··· Entries provided
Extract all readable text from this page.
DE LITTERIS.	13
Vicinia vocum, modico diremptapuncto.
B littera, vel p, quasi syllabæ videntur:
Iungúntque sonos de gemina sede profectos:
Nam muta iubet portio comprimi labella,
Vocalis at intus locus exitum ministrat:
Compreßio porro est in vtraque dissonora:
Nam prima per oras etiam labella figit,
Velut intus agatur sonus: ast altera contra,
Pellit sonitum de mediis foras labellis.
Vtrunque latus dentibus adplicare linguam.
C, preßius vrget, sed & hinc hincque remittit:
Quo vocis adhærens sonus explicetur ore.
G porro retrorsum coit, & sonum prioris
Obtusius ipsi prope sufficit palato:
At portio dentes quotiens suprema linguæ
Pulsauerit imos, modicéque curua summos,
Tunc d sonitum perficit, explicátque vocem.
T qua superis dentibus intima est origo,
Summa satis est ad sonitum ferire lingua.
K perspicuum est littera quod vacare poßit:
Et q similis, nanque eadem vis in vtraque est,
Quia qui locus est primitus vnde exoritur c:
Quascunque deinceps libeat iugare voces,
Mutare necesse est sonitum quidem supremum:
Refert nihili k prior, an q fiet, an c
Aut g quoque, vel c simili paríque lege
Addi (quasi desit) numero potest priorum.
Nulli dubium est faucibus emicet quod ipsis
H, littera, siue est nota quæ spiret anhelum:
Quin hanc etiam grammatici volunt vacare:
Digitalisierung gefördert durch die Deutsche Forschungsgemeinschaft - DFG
······
Aim of the task:
Every line of the material must be returned exactly as it appears.

Response to the task:
Extract all readable text from this page.
DE LITTERIS.	13
Vicinia vocum, modico diremptapuncto.
B littera, vel p, quasi syllabæ videntur:
Iungúntque sonos de gemina sede profectos:
Nam muta iubet portio comprimi labella,
Vocalis at intus locus exitum ministrat:
Compreßio porro est in vtraque dissonora:
Nam prima per oras etiam labella figit,
Velut intus agatur sonus: ast altera contra,
Pellit sonitum de mediis foras labellis.
Vtrunque latus dentibus adplicare linguam.
C, preßius vrget, sed & hinc hincque remittit:
Quo vocis adhærens sonus explicetur ore.
G porro retrorsum coit, & sonum prioris
Obtusius ipsi prope sufficit palato:
At portio dentes quotiens suprema linguæ
Pulsauerit imos, modicéque curua summos,
Tunc d sonitum perficit, explicátque vocem.
T qua superis dentibus intima est origo,
Summa satis est ad sonitum ferire lingua.
K perspicuum est littera quod vacare poßit:
Et q similis, nanque eadem vis in vtraque est,
Quia qui locus est primitus vnde exoritur c:
Quascunque deinceps libeat iugare voces,
Mutare necesse est sonitum quidem supremum:
Refert nihili k prior, an q fiet, an c
Aut g quoque, vel c simili paríque lege
Addi (quasi desit) numero potest priorum.
Nulli dubium est faucibus emicet quod ipsis
H, littera, siue est nota quæ spiret anhelum:
Quin hanc etiam grammatici volunt vacare:
Digitalisierung gefördert durch die Deutsche Forschungsgemeinschaft - DFG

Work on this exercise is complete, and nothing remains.